» JOB: What follows is a set of records, each of which is to be written out exactly.

[Stored data]
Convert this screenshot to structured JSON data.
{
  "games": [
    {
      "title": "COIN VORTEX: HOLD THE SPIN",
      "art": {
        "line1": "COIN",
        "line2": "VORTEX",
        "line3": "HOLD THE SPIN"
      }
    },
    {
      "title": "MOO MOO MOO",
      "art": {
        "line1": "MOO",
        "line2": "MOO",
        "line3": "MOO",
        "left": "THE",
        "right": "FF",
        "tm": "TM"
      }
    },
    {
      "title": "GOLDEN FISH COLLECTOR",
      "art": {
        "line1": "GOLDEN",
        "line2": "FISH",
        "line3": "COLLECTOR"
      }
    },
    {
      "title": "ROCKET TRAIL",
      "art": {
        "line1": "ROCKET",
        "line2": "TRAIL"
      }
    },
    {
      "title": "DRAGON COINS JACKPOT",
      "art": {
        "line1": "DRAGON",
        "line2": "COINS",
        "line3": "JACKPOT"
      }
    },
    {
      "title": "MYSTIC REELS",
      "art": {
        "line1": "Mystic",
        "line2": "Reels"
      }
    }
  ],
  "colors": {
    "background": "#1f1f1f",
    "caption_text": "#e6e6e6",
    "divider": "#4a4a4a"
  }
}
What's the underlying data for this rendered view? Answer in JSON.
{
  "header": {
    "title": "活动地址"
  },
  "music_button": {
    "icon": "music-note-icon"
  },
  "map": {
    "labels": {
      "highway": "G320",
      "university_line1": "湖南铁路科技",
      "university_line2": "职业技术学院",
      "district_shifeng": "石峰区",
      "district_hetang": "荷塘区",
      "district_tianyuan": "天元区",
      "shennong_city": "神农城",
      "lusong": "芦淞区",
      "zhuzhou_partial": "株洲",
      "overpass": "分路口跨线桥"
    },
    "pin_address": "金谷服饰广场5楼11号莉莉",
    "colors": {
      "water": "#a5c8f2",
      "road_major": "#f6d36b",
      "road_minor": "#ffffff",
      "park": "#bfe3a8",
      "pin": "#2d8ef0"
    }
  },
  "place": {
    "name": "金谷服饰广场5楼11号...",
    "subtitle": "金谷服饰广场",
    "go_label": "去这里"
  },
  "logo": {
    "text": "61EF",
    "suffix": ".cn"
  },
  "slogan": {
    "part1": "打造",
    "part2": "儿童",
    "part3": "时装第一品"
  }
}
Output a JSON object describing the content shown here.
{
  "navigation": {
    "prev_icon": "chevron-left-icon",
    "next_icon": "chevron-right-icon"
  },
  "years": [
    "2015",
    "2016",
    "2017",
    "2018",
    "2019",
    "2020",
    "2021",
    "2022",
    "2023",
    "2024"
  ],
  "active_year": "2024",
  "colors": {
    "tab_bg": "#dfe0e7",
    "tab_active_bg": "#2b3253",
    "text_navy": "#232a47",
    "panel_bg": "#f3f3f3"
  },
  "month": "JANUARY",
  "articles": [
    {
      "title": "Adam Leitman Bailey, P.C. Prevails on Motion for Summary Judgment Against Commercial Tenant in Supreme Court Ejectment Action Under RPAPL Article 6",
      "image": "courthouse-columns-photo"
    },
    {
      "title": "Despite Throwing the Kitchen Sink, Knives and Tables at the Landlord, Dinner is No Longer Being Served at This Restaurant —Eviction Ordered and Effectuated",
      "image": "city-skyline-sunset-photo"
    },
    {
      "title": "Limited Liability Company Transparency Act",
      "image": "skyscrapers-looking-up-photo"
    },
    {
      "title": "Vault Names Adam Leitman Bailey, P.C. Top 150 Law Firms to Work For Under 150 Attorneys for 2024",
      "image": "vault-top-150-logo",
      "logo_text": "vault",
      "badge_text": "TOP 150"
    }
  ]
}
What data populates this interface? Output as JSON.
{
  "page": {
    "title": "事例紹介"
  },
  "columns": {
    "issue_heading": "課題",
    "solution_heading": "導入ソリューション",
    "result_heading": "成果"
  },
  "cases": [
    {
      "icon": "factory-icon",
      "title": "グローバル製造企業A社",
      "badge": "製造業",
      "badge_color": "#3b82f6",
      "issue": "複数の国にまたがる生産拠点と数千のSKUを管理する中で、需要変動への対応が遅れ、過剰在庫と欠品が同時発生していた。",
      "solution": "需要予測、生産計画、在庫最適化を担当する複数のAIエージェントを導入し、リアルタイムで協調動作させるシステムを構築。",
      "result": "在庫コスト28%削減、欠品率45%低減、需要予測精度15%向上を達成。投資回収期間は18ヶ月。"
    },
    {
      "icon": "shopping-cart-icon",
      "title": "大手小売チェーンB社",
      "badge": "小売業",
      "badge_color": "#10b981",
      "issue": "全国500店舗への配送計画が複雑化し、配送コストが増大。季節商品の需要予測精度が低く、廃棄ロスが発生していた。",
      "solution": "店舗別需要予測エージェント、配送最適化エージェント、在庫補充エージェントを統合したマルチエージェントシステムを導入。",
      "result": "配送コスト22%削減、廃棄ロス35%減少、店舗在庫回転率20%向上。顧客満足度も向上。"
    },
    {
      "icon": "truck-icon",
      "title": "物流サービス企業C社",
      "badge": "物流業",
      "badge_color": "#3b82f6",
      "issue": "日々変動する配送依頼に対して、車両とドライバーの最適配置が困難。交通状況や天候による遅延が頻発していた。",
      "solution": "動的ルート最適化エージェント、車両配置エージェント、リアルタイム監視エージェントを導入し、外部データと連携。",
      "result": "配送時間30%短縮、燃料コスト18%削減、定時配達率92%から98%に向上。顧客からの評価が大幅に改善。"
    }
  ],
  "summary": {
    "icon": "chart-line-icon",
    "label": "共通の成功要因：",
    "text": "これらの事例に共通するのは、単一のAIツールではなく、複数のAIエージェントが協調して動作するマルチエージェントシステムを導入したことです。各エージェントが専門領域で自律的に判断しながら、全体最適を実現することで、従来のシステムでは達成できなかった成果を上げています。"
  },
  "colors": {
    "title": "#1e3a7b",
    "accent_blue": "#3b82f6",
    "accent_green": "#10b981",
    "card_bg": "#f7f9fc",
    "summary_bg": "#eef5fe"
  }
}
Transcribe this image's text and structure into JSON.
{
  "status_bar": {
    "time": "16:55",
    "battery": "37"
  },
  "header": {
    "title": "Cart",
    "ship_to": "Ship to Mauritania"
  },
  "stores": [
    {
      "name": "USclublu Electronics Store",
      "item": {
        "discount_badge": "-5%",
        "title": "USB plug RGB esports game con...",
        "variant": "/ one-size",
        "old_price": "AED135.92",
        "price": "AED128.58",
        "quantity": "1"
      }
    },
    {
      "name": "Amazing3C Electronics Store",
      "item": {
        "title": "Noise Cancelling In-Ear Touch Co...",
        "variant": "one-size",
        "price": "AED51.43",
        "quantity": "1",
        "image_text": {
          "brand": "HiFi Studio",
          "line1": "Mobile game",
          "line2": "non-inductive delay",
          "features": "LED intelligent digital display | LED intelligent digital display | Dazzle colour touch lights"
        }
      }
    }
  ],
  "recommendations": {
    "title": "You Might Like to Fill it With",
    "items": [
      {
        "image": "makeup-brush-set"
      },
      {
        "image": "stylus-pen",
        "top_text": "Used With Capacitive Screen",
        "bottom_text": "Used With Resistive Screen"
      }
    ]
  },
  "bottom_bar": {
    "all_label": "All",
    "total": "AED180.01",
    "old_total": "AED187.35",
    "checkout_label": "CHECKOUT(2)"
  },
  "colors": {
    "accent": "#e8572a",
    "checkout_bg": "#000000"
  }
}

» COMPLETE RESPONSE:
Convert this screenshot to structured JSON data.
{
  "games": [
    {
      "title": "COIN VORTEX: HOLD THE SPIN",
      "art": {
        "line1": "COIN",
        "line2": "VORTEX",
        "line3": "HOLD THE SPIN"
      }
    },
    {
      "title": "MOO MOO MOO",
      "art": {
        "line1": "MOO",
        "line2": "MOO",
        "line3": "MOO",
        "left": "THE",
        "right": "FF",
        "tm": "TM"
      }
    },
    {
      "title": "GOLDEN FISH COLLECTOR",
      "art": {
        "line1": "GOLDEN",
        "line2": "FISH",
        "line3": "COLLECTOR"
      }
    },
    {
      "title": "ROCKET TRAIL",
      "art": {
        "line1": "ROCKET",
        "line2": "TRAIL"
      }
    },
    {
      "title": "DRAGON COINS JACKPOT",
      "art": {
        "line1": "DRAGON",
        "line2": "COINS",
        "line3": "JACKPOT"
      }
    },
    {
      "title": "MYSTIC REELS",
      "art": {
        "line1": "Mystic",
        "line2": "Reels"
      }
    }
  ],
  "colors": {
    "background": "#1f1f1f",
    "caption_text": "#e6e6e6",
    "divider": "#4a4a4a"
  }
}
What's the underlying data for this rendered view? Answer in JSON.
{
  "header": {
    "title": "活动地址"
  },
  "music_button": {
    "icon": "music-note-icon"
  },
  "map": {
    "labels": {
      "highway": "G320",
      "university_line1": "湖南铁路科技",
      "university_line2": "职业技术学院",
      "district_shifeng": "石峰区",
      "district_hetang": "荷塘区",
      "district_tianyuan": "天元区",
      "shennong_city": "神农城",
      "lusong": "芦淞区",
      "zhuzhou_partial": "株洲",
      "overpass": "分路口跨线桥"
    },
    "pin_address": "金谷服饰广场5楼11号莉莉",
    "colors": {
      "water": "#a5c8f2",
      "road_major": "#f6d36b",
      "road_minor": "#ffffff",
      "park": "#bfe3a8",
      "pin": "#2d8ef0"
    }
  },
  "place": {
    "name": "金谷服饰广场5楼11号...",
    "subtitle": "金谷服饰广场",
    "go_label": "去这里"
  },
  "logo": {
    "text": "61EF",
    "suffix": ".cn"
  },
  "slogan": {
    "part1": "打造",
    "part2": "儿童",
    "part3": "时装第一品"
  }
}
Output a JSON object describing the content shown here.
{
  "navigation": {
    "prev_icon": "chevron-left-icon",
    "next_icon": "chevron-right-icon"
  },
  "years": [
    "2015",
    "2016",
    "2017",
    "2018",
    "2019",
    "2020",
    "2021",
    "2022",
    "2023",
    "2024"
  ],
  "active_year": "2024",
  "colors": {
    "tab_bg": "#dfe0e7",
    "tab_active_bg": "#2b3253",
    "text_navy": "#232a47",
    "panel_bg": "#f3f3f3"
  },
  "month": "JANUARY",
  "articles": [
    {
      "title": "Adam Leitman Bailey, P.C. Prevails on Motion for Summary Judgment Against Commercial Tenant in Supreme Court Ejectment Action Under RPAPL Article 6",
      "image": "courthouse-columns-photo"
    },
    {
      "title": "Despite Throwing the Kitchen Sink, Knives and Tables at the Landlord, Dinner is No Longer Being Served at This Restaurant —Eviction Ordered and Effectuated",
      "image": "city-skyline-sunset-photo"
    },
    {
      "title": "Limited Liability Company Transparency Act",
      "image": "skyscrapers-looking-up-photo"
    },
    {
      "title": "Vault Names Adam Leitman Bailey, P.C. Top 150 Law Firms to Work For Under 150 Attorneys for 2024",
      "image": "vault-top-150-logo",
      "logo_text": "vault",
      "badge_text": "TOP 150"
    }
  ]
}
What data populates this interface? Output as JSON.
{
  "page": {
    "title": "事例紹介"
  },
  "columns": {
    "issue_heading": "課題",
    "solution_heading": "導入ソリューション",
    "result_heading": "成果"
  },
  "cases": [
    {
      "icon": "factory-icon",
      "title": "グローバル製造企業A社",
      "badge": "製造業",
      "badge_color": "#3b82f6",
      "issue": "複数の国にまたがる生産拠点と数千のSKUを管理する中で、需要変動への対応が遅れ、過剰在庫と欠品が同時発生していた。",
      "solution": "需要予測、生産計画、在庫最適化を担当する複数のAIエージェントを導入し、リアルタイムで協調動作させるシステムを構築。",
      "result": "在庫コスト28%削減、欠品率45%低減、需要予測精度15%向上を達成。投資回収期間は18ヶ月。"
    },
    {
      "icon": "shopping-cart-icon",
      "title": "大手小売チェーンB社",
      "badge": "小売業",
      "badge_color": "#10b981",
      "issue": "全国500店舗への配送計画が複雑化し、配送コストが増大。季節商品の需要予測精度が低く、廃棄ロスが発生していた。",
      "solution": "店舗別需要予測エージェント、配送最適化エージェント、在庫補充エージェントを統合したマルチエージェントシステムを導入。",
      "result": "配送コスト22%削減、廃棄ロス35%減少、店舗在庫回転率20%向上。顧客満足度も向上。"
    },
    {
      "icon": "truck-icon",
      "title": "物流サービス企業C社",
      "badge": "物流業",
      "badge_color": "#3b82f6",
      "issue": "日々変動する配送依頼に対して、車両とドライバーの最適配置が困難。交通状況や天候による遅延が頻発していた。",
      "solution": "動的ルート最適化エージェント、車両配置エージェント、リアルタイム監視エージェントを導入し、外部データと連携。",
      "result": "配送時間30%短縮、燃料コスト18%削減、定時配達率92%から98%に向上。顧客からの評価が大幅に改善。"
    }
  ],
  "summary": {
    "icon": "chart-line-icon",
    "label": "共通の成功要因：",
    "text": "これらの事例に共通するのは、単一のAIツールではなく、複数のAIエージェントが協調して動作するマルチエージェントシステムを導入したことです。各エージェントが専門領域で自律的に判断しながら、全体最適を実現することで、従来のシステムでは達成できなかった成果を上げています。"
  },
  "colors": {
    "title": "#1e3a7b",
    "accent_blue": "#3b82f6",
    "accent_green": "#10b981",
    "card_bg": "#f7f9fc",
    "summary_bg": "#eef5fe"
  }
}
Transcribe this image's text and structure into JSON.
{
  "status_bar": {
    "time": "16:55",
    "battery": "37"
  },
  "header": {
    "title": "Cart",
    "ship_to": "Ship to Mauritania"
  },
  "stores": [
    {
      "name": "USclublu Electronics Store",
      "item": {
        "discount_badge": "-5%",
        "title": "USB plug RGB esports game con...",
        "variant": "/ one-size",
        "old_price": "AED135.92",
        "price": "AED128.58",
        "quantity": "1"
      }
    },
    {
      "name": "Amazing3C Electronics Store",
      "item": {
        "title": "Noise Cancelling In-Ear Touch Co...",
        "variant": "one-size",
        "price": "AED51.43",
        "quantity": "1",
        "image_text": {
          "brand": "HiFi Studio",
          "line1": "Mobile game",
          "line2": "non-inductive delay",
          "features": "LED intelligent digital display | LED intelligent digital display | Dazzle colour touch lights"
        }
      }
    }
  ],
  "recommendations": {
    "title": "You Might Like to Fill it With",
    "items": [
      {
        "image": "makeup-brush-set"
      },
      {
        "image": "stylus-pen",
        "top_text": "Used With Capacitive Screen",
        "bottom_text": "Used With Resistive Screen"
      }
    ]
  },
  "bottom_bar": {
    "all_label": "All",
    "total": "AED180.01",
    "old_total": "AED187.35",
    "checkout_label": "CHECKOUT(2)"
  },
  "colors": {
    "accent": "#e8572a",
    "checkout_bg": "#000000"
  }
}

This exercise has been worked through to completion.